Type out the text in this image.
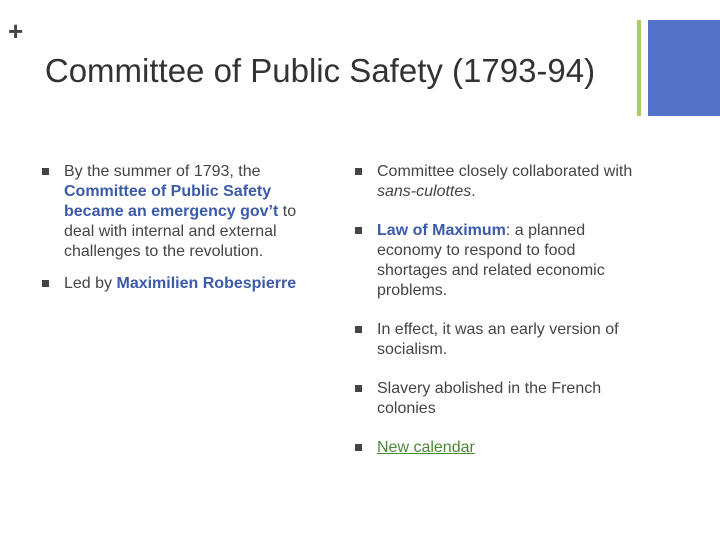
+
Committee of Public Safety (1793-94)
By the summer of 1793, the Committee of Public Safety became an emergency gov’t to deal with internal and external challenges to the revolution.
Led by Maximilien Robespierre
Committee closely collaborated with sans-culottes.
Law of Maximum: a planned economy to respond to food shortages and related economic problems.
In effect, it was an early version of socialism.
Slavery abolished in the French colonies
New calendar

****************

**REQUIREMENT:** Copy out each line exactly, without the pictures.

**FULL OUTPUT:**
Type out the text in this image.
+
Committee of Public Safety (1793-94)
By the summer of 1793, the Committee of Public Safety became an emergency gov’t to deal with internal and external challenges to the revolution.
Led by Maximilien Robespierre
Committee closely collaborated with sans-culottes.
Law of Maximum: a planned economy to respond to food shortages and related economic problems.
In effect, it was an early version of socialism.
Slavery abolished in the French colonies
New calendar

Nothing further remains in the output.